■ Task: Where a line contains the string "本公司有权解除本合同", copy that line.

■ Information provided:
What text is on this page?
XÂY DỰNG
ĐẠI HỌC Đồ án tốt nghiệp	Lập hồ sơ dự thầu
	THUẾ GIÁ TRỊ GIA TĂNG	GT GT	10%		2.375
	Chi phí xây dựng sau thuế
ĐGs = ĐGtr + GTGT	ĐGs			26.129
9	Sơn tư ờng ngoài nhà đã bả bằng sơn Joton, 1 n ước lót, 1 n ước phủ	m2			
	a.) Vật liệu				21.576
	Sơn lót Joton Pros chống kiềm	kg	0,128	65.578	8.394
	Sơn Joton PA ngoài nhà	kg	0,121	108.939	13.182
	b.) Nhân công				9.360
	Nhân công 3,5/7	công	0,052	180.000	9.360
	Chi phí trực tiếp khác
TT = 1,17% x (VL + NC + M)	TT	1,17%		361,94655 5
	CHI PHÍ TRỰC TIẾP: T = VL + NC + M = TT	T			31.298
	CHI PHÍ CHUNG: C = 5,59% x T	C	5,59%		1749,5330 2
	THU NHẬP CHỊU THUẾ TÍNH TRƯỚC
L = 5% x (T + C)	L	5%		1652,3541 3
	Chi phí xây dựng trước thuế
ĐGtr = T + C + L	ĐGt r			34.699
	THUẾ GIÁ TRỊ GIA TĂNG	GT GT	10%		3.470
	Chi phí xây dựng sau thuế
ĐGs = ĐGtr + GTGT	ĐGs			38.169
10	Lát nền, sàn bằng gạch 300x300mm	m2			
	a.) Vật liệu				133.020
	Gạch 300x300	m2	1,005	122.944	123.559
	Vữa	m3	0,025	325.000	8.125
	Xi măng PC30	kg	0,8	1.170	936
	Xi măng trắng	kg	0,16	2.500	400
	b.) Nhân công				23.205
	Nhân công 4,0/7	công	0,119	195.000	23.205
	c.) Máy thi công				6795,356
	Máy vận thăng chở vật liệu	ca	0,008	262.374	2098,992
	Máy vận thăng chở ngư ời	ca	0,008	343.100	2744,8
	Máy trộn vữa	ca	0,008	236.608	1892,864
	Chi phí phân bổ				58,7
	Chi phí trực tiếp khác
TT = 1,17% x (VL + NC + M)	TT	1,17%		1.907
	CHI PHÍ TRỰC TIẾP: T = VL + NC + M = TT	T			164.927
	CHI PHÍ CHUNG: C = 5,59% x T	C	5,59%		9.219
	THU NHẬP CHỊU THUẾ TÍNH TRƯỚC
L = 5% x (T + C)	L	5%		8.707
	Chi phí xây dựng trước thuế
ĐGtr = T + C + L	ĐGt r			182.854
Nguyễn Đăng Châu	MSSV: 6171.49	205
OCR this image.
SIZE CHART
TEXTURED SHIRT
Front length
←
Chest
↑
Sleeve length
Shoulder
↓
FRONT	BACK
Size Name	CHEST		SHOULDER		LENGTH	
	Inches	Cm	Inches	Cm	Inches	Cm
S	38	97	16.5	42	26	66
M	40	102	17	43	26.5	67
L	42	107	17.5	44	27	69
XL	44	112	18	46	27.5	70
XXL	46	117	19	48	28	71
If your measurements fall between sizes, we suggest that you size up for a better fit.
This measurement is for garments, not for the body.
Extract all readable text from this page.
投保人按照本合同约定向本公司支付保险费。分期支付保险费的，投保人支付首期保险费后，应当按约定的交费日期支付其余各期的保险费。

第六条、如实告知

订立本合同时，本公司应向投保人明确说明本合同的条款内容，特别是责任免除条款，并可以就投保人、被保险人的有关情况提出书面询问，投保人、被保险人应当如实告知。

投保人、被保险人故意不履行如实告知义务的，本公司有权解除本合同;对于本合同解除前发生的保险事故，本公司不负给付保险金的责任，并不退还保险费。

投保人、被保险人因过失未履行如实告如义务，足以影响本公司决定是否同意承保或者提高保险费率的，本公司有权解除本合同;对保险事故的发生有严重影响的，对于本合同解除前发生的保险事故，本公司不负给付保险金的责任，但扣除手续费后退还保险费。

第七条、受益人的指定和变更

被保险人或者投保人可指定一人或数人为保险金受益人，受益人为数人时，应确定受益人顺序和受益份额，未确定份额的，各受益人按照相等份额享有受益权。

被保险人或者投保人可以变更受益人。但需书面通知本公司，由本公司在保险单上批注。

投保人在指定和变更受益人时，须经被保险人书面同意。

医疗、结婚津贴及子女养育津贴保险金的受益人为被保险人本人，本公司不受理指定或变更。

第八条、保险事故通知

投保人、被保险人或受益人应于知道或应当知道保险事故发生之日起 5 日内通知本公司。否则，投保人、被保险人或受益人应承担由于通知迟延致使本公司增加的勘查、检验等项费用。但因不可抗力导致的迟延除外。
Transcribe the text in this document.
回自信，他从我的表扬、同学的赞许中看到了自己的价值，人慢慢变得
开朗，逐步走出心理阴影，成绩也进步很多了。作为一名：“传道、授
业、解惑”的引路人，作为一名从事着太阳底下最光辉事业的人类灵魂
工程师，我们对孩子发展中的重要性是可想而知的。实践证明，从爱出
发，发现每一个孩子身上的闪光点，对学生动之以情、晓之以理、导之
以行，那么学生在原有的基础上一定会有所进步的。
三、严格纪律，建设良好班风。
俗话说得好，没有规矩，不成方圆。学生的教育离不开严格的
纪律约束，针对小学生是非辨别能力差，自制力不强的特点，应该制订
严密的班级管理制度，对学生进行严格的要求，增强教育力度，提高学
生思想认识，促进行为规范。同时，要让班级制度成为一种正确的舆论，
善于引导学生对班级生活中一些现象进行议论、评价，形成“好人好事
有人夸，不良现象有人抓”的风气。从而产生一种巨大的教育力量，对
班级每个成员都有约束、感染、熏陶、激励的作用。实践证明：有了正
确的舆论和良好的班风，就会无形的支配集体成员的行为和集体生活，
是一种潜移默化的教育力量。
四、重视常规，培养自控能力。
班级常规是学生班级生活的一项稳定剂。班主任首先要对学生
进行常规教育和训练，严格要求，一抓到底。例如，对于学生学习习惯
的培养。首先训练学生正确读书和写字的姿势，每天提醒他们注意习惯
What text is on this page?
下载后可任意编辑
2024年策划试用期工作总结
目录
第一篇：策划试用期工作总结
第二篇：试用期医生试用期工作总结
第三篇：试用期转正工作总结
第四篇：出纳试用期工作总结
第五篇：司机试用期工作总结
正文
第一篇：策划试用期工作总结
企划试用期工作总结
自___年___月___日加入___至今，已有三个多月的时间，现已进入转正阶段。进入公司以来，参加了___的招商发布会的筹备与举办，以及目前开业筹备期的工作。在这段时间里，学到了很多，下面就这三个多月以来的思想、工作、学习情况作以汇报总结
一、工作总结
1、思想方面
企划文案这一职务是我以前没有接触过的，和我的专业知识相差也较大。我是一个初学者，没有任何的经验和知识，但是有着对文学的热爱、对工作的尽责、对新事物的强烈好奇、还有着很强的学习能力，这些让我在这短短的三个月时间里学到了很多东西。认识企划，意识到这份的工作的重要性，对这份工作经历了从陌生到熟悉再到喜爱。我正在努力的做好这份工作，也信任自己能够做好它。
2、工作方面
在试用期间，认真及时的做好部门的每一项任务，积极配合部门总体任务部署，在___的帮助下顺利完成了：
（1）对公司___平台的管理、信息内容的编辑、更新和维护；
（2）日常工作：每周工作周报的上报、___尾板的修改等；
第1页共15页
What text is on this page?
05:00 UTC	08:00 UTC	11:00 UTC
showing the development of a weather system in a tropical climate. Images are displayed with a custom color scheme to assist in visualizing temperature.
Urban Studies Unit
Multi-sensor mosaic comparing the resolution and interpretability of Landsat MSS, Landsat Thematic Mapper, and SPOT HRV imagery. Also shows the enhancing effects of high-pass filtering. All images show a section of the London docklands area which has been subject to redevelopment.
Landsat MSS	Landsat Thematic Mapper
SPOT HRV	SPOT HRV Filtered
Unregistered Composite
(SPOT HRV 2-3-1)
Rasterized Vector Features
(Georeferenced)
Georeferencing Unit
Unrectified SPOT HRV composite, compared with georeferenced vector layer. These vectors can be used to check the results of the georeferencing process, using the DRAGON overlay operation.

■ Task answer:
投保人、被保险人故意不履行如实告知义务的，本公司有权解除本合同;对于本合同解除前发生的保险事故，本公司不负给付保险金的责任，并不退还保险费。
投保人、被保险人因过失未履行如实告如义务，足以影响本公司决定是否同意承保或者提高保险费率的，本公司有权解除本合同;对保险事故的发生有严重影响的，对于本合同解除前发生的保险事故，本公司不负给付保险金的责任，但扣除手续费后退还保险费。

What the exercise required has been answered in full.